[Recorded data]
# # # # # # #
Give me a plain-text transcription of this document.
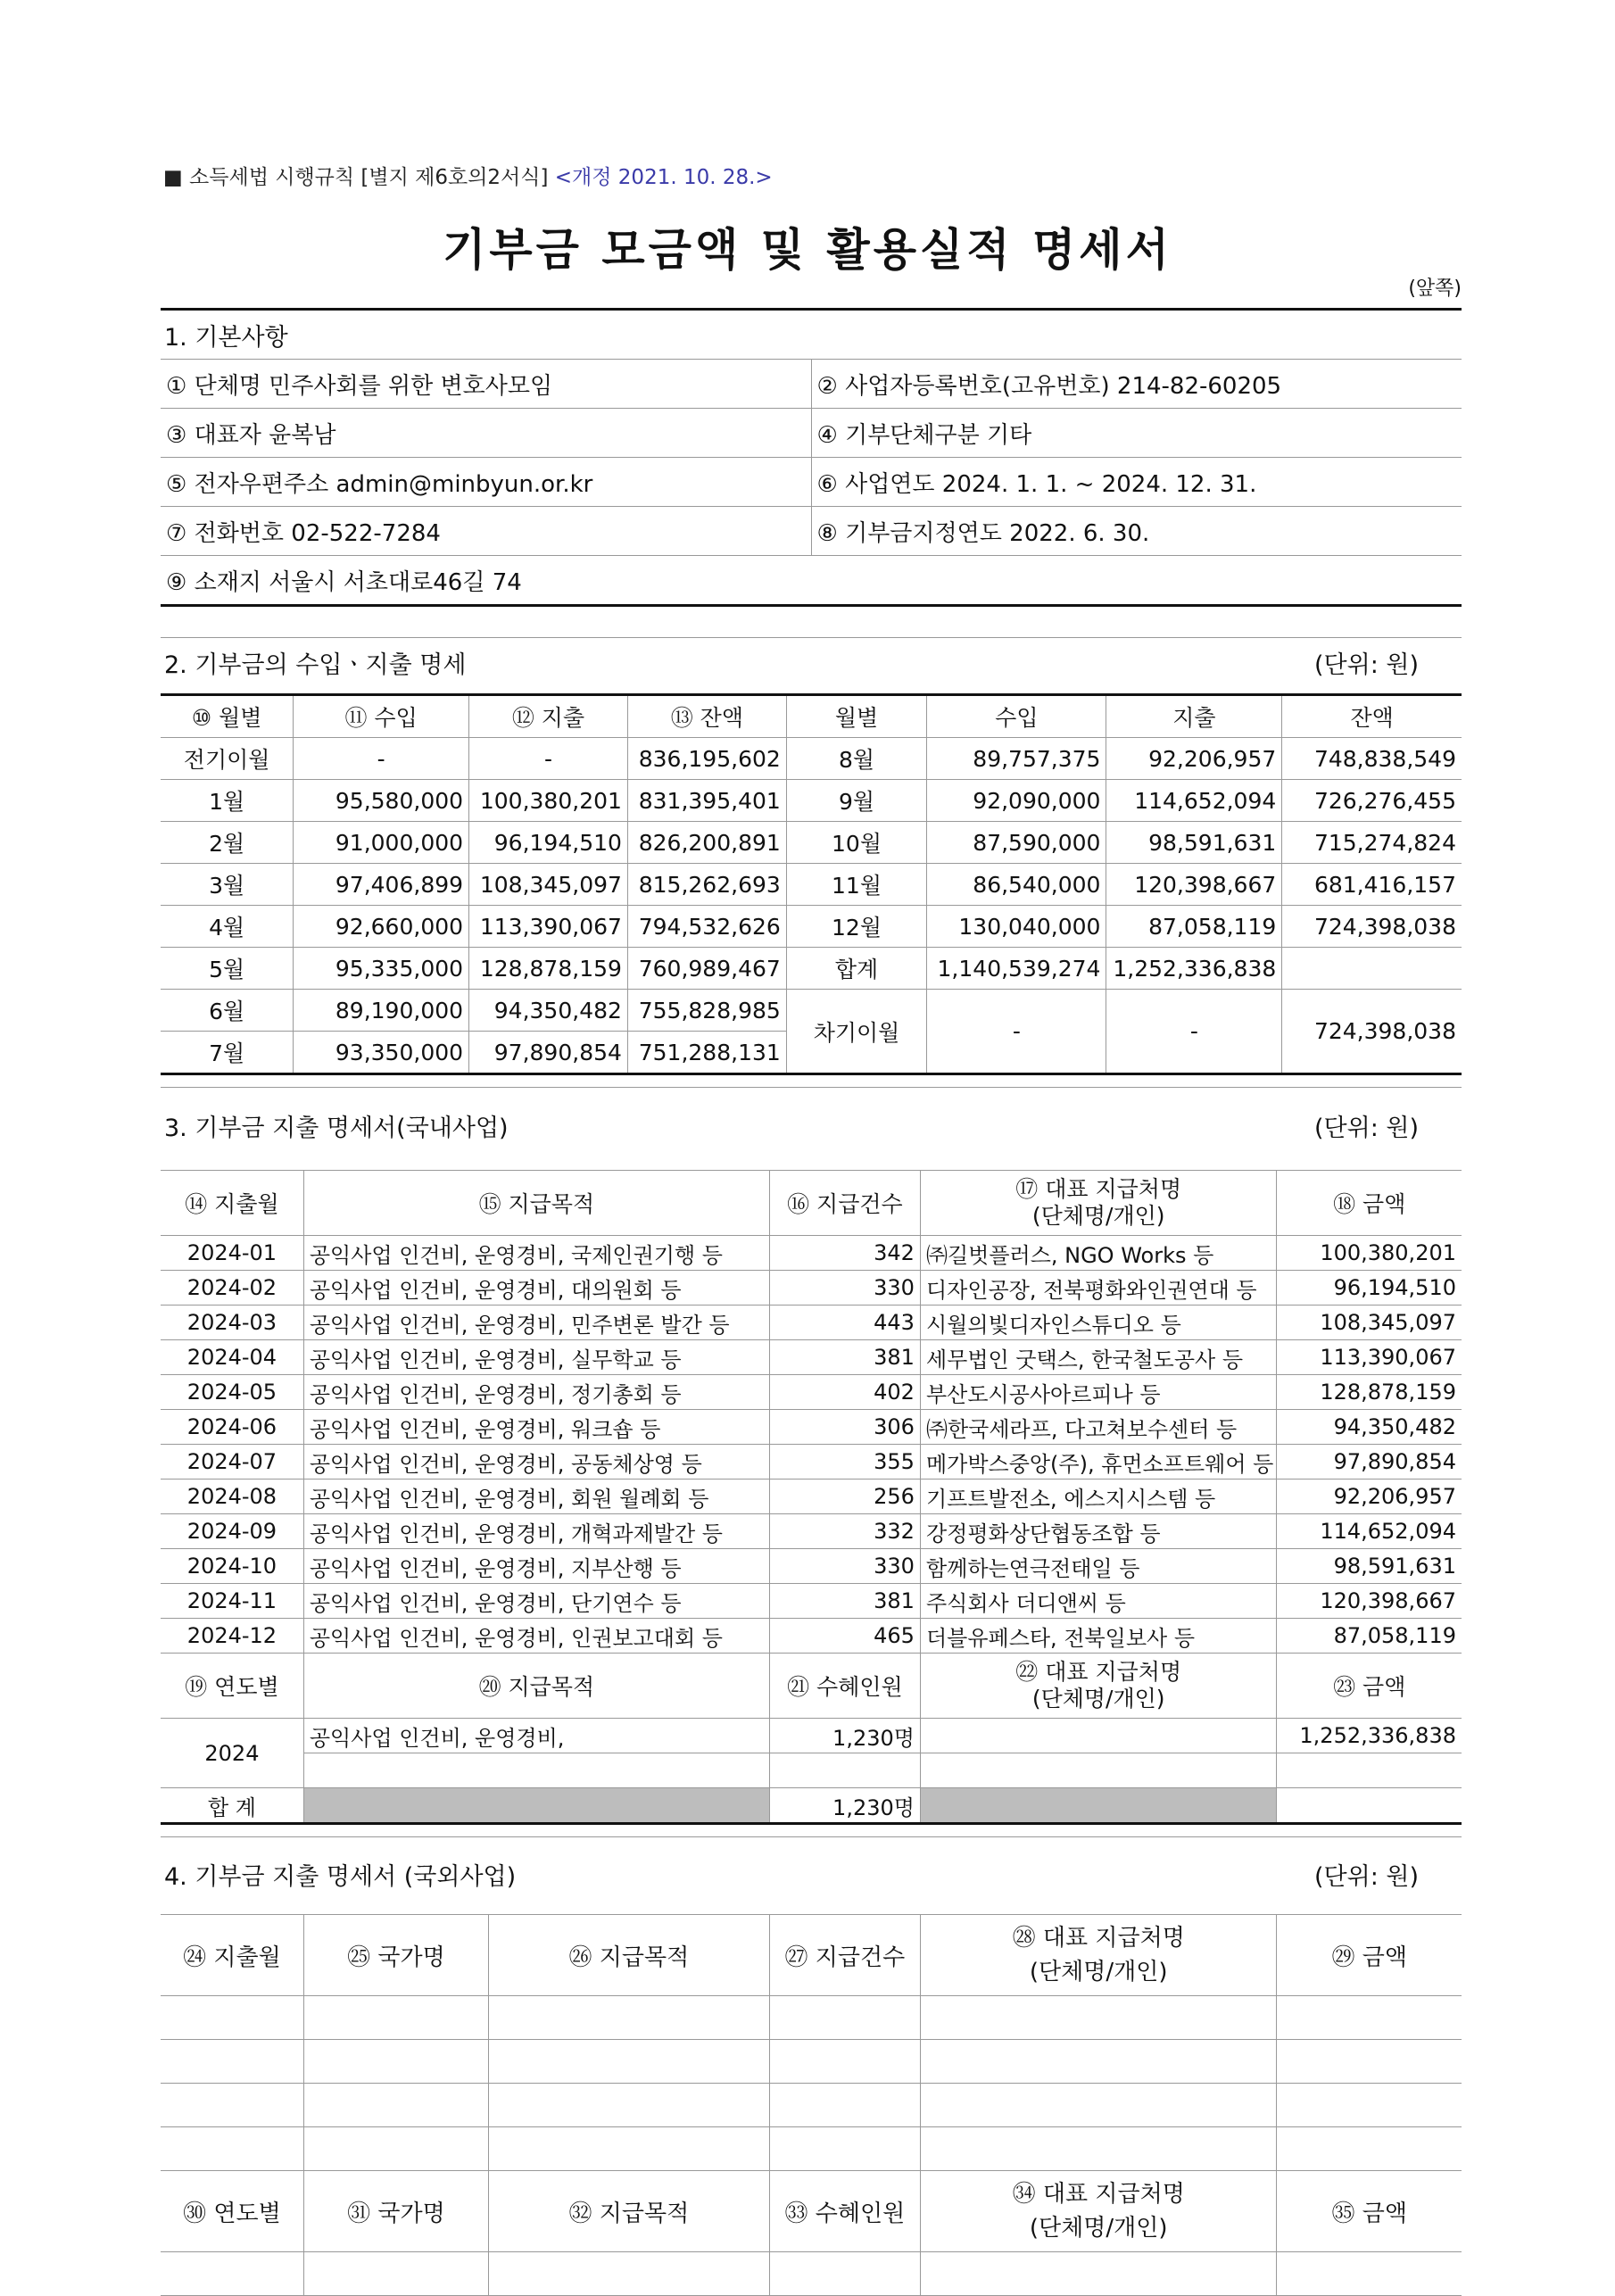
■ 소득세법 시행규칙 [별지 제6호의2서식] <개정 2021. 10. 28.>
기부금 모금액 및 활용실적 명세서
(앞쪽)
1. 기본사항
① 단체명 민주사회를 위한 변호사모임	② 사업자등록번호(고유번호) 214-82-60205
③ 대표자 윤복남	④ 기부단체구분 기타
⑤ 전자우편주소 admin@minbyun.or.kr	⑥ 사업연도 2024. 1. 1. ~ 2024. 12. 31.
⑦ 전화번호 02-522-7284	⑧ 기부금지정연도 2022. 6. 30.
⑨ 소재지 서울시 서초대로46길 74	
2. 기부금의 수입ㆍ지출 명세	(단위: 원)
⑩ 월별	⑪ 수입	⑫ 지출	⑬ 잔액	월별	수입	지출	잔액
전기이월	-	-	836,195,602	8월	89,757,375	92,206,957	748,838,549
1월	95,580,000	100,380,201	831,395,401	9월	92,090,000	114,652,094	726,276,455
2월	91,000,000	96,194,510	826,200,891	10월	87,590,000	98,591,631	715,274,824
3월	97,406,899	108,345,097	815,262,693	11월	86,540,000	120,398,667	681,416,157
4월	92,660,000	113,390,067	794,532,626	12월	130,040,000	87,058,119	724,398,038
5월	95,335,000	128,878,159	760,989,467	합계	1,140,539,274	1,252,336,838	
6월	89,190,000	94,350,482	755,828,985	차기이월	-	-	724,398,038
7월	93,350,000	97,890,854	751,288,131				
3. 기부금 지출 명세서(국내사업)	(단위: 원)
⑭ 지출월	⑮ 지급목적	⑯ 지급건수	⑰ 대표 지급처명
(단체명/개인)	⑱ 금액
2024-01	공익사업 인건비, 운영경비, 국제인권기행 등	342	㈜길벗플러스, NGO Works 등	100,380,201
2024-02	공익사업 인건비, 운영경비, 대의원회 등	330	디자인공장, 전북평화와인권연대 등	96,194,510
2024-03	공익사업 인건비, 운영경비, 민주변론 발간 등	443	시월의빛디자인스튜디오 등	108,345,097
2024-04	공익사업 인건비, 운영경비, 실무학교 등	381	세무법인 굿택스, 한국철도공사 등	113,390,067
2024-05	공익사업 인건비, 운영경비, 정기총회 등	402	부산도시공사아르피나 등	128,878,159
2024-06	공익사업 인건비, 운영경비, 워크숍 등	306	㈜한국세라프, 다고쳐보수센터 등	94,350,482
2024-07	공익사업 인건비, 운영경비, 공동체상영 등	355	메가박스중앙(주), 휴먼소프트웨어 등	97,890,854
2024-08	공익사업 인건비, 운영경비, 회원 월례회 등	256	기프트발전소, 에스지시스템 등	92,206,957
2024-09	공익사업 인건비, 운영경비, 개혁과제발간 등	332	강정평화상단협동조합 등	114,652,094
2024-10	공익사업 인건비, 운영경비, 지부산행 등	330	함께하는연극전태일 등	98,591,631
2024-11	공익사업 인건비, 운영경비, 단기연수 등	381	주식회사 더디앤씨 등	120,398,667
2024-12	공익사업 인건비, 운영경비, 인권보고대회 등	465	더블유페스타, 전북일보사 등	87,058,119
⑲ 연도별	⑳ 지급목적	㉑ 수혜인원	㉒ 대표 지급처명
(단체명/개인)	㉓ 금액
2024	공익사업 인건비, 운영경비,	1,230명		1,252,336,838

합 계		1,230명		
4. 기부금 지출 명세서 (국외사업)	(단위: 원)
㉔ 지출월	㉕ 국가명	㉖ 지급목적	㉗ 지급건수	㉘ 대표 지급처명
(단체명/개인)	㉙ 금액

㉚ 연도별	㉛ 국가명	㉜ 지급목적	㉝ 수혜인원	㉞ 대표 지급처명
(단체명/개인)	㉟ 금액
# # # # # # #
### Instructions for the task
Transcribe the complete set of entries verbatim. No pictures belong in the copy.

### Answer in full
Give me a plain-text transcription of this document.
■ 소득세법 시행규칙 [별지 제6호의2서식] <개정 2021. 10. 28.>
기부금 모금액 및 활용실적 명세서
(앞쪽)
1. 기본사항
① 단체명 민주사회를 위한 변호사모임	② 사업자등록번호(고유번호) 214-82-60205
③ 대표자 윤복남	④ 기부단체구분 기타
⑤ 전자우편주소 admin@minbyun.or.kr	⑥ 사업연도 2024. 1. 1. ~ 2024. 12. 31.
⑦ 전화번호 02-522-7284	⑧ 기부금지정연도 2022. 6. 30.
⑨ 소재지 서울시 서초대로46길 74	
2. 기부금의 수입ㆍ지출 명세	(단위: 원)
⑩ 월별	⑪ 수입	⑫ 지출	⑬ 잔액	월별	수입	지출	잔액
전기이월	-	-	836,195,602	8월	89,757,375	92,206,957	748,838,549
1월	95,580,000	100,380,201	831,395,401	9월	92,090,000	114,652,094	726,276,455
2월	91,000,000	96,194,510	826,200,891	10월	87,590,000	98,591,631	715,274,824
3월	97,406,899	108,345,097	815,262,693	11월	86,540,000	120,398,667	681,416,157
4월	92,660,000	113,390,067	794,532,626	12월	130,040,000	87,058,119	724,398,038
5월	95,335,000	128,878,159	760,989,467	합계	1,140,539,274	1,252,336,838	
6월	89,190,000	94,350,482	755,828,985	차기이월	-	-	724,398,038
7월	93,350,000	97,890,854	751,288,131				
3. 기부금 지출 명세서(국내사업)	(단위: 원)
⑭ 지출월	⑮ 지급목적	⑯ 지급건수	⑰ 대표 지급처명
(단체명/개인)	⑱ 금액
2024-01	공익사업 인건비, 운영경비, 국제인권기행 등	342	㈜길벗플러스, NGO Works 등	100,380,201
2024-02	공익사업 인건비, 운영경비, 대의원회 등	330	디자인공장, 전북평화와인권연대 등	96,194,510
2024-03	공익사업 인건비, 운영경비, 민주변론 발간 등	443	시월의빛디자인스튜디오 등	108,345,097
2024-04	공익사업 인건비, 운영경비, 실무학교 등	381	세무법인 굿택스, 한국철도공사 등	113,390,067
2024-05	공익사업 인건비, 운영경비, 정기총회 등	402	부산도시공사아르피나 등	128,878,159
2024-06	공익사업 인건비, 운영경비, 워크숍 등	306	㈜한국세라프, 다고쳐보수센터 등	94,350,482
2024-07	공익사업 인건비, 운영경비, 공동체상영 등	355	메가박스중앙(주), 휴먼소프트웨어 등	97,890,854
2024-08	공익사업 인건비, 운영경비, 회원 월례회 등	256	기프트발전소, 에스지시스템 등	92,206,957
2024-09	공익사업 인건비, 운영경비, 개혁과제발간 등	332	강정평화상단협동조합 등	114,652,094
2024-10	공익사업 인건비, 운영경비, 지부산행 등	330	함께하는연극전태일 등	98,591,631
2024-11	공익사업 인건비, 운영경비, 단기연수 등	381	주식회사 더디앤씨 등	120,398,667
2024-12	공익사업 인건비, 운영경비, 인권보고대회 등	465	더블유페스타, 전북일보사 등	87,058,119
⑲ 연도별	⑳ 지급목적	㉑ 수혜인원	㉒ 대표 지급처명
(단체명/개인)	㉓ 금액
2024	공익사업 인건비, 운영경비,	1,230명		1,252,336,838

합 계		1,230명		
4. 기부금 지출 명세서 (국외사업)	(단위: 원)
㉔ 지출월	㉕ 국가명	㉖ 지급목적	㉗ 지급건수	㉘ 대표 지급처명
(단체명/개인)	㉙ 금액

㉚ 연도별	㉛ 국가명	㉜ 지급목적	㉝ 수혜인원	㉞ 대표 지급처명
(단체명/개인)	㉟ 금액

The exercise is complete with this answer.